- Data rows -

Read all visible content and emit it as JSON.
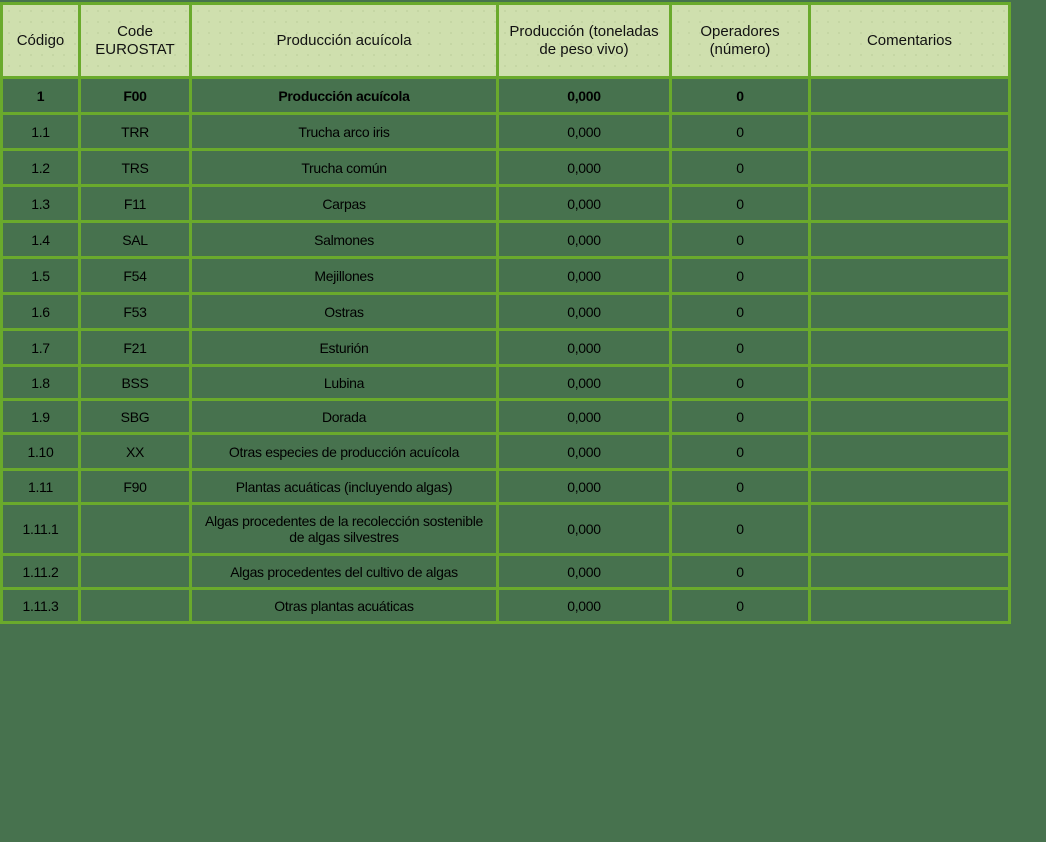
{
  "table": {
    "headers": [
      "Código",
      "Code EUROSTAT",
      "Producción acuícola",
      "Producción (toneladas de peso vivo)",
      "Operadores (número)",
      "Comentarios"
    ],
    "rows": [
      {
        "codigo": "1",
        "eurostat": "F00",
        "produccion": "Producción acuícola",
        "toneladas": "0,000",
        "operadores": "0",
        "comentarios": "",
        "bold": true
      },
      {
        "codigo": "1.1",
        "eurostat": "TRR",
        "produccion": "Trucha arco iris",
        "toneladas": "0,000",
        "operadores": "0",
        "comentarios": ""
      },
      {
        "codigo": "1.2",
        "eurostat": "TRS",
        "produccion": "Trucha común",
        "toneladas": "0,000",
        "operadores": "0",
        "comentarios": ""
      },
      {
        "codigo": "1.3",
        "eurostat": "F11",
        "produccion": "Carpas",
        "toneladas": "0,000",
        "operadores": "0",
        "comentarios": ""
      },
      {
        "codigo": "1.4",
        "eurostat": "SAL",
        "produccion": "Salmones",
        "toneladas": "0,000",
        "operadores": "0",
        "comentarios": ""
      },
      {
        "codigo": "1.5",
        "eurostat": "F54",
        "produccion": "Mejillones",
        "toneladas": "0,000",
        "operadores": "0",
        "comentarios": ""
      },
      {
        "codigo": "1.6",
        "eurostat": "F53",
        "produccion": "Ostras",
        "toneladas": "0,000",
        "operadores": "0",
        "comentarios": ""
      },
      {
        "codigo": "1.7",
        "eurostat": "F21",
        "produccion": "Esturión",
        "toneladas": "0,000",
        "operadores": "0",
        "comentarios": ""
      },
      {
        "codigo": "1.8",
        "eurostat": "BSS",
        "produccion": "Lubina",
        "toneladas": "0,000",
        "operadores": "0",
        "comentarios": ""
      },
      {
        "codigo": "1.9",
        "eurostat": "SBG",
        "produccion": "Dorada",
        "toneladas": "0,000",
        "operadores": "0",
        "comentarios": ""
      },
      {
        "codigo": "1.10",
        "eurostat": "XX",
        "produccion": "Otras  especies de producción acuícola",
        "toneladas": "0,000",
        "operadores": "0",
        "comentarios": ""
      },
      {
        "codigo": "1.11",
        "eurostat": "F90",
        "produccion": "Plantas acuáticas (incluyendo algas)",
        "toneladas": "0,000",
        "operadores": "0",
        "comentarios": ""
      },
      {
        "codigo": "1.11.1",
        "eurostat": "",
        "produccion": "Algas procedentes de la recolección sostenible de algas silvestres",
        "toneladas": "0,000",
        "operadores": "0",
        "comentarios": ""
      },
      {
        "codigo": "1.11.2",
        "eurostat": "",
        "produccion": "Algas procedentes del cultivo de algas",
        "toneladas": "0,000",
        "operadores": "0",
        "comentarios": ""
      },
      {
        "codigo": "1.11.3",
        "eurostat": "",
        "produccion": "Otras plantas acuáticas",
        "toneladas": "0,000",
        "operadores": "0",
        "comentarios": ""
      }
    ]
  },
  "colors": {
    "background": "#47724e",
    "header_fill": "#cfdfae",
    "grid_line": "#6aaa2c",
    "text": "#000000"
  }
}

---

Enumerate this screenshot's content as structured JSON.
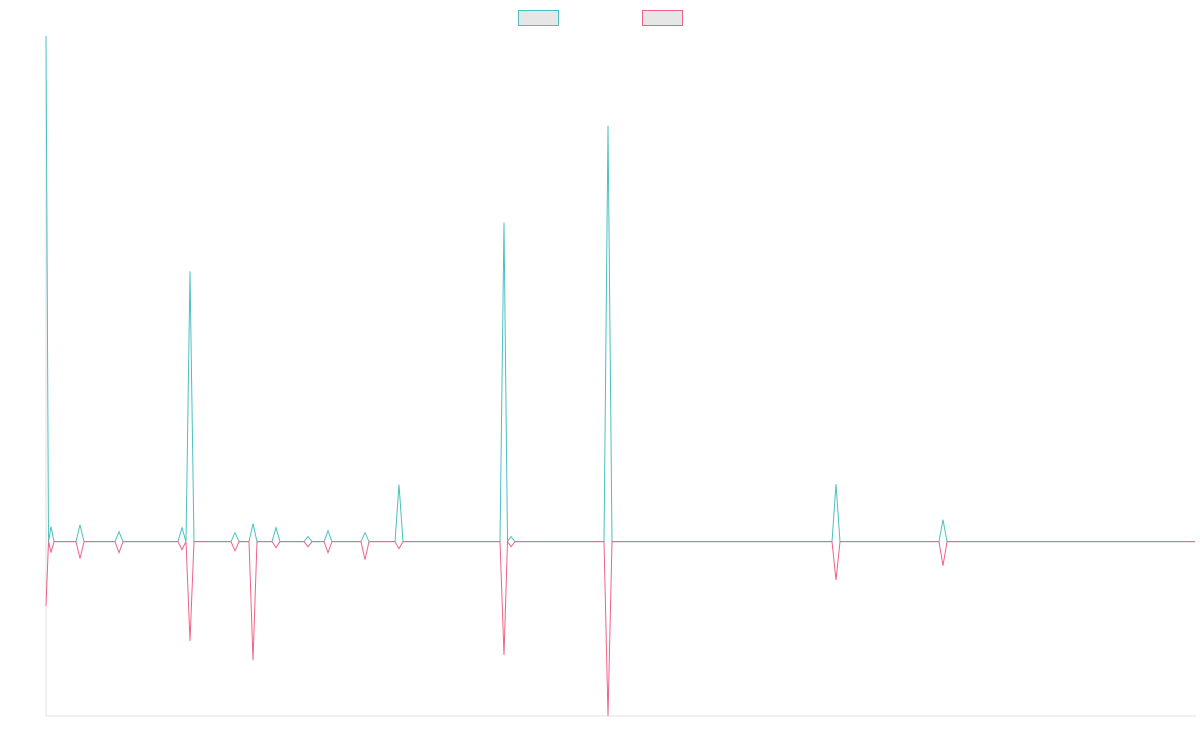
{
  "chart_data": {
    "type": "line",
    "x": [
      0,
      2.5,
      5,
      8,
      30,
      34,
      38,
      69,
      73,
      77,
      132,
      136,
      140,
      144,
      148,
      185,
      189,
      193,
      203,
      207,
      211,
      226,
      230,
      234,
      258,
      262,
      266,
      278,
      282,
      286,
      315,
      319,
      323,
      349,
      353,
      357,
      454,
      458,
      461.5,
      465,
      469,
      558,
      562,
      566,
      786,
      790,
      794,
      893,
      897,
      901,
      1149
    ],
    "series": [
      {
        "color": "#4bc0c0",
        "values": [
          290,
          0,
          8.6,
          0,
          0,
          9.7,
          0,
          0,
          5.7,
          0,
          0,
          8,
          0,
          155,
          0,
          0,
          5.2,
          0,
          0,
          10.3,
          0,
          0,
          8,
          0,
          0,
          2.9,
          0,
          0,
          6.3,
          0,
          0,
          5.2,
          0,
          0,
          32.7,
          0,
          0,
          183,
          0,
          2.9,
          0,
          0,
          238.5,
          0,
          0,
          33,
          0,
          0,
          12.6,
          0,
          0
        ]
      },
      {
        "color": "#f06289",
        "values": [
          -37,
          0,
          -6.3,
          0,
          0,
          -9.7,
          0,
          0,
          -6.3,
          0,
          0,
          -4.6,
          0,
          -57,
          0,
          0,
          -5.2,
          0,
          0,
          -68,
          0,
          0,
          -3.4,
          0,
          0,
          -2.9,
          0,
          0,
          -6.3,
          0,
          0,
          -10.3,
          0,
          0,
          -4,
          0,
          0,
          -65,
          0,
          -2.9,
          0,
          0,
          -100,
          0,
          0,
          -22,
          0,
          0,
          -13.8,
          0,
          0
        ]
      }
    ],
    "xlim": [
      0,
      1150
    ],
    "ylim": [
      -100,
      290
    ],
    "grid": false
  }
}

- Goal -
Pull out each line of the entries that contains "acuáticas".

- Response to this task -
        "produccion": "Plantas acuáticas (incluyendo algas)",
        "produccion": "Otras plantas acuáticas",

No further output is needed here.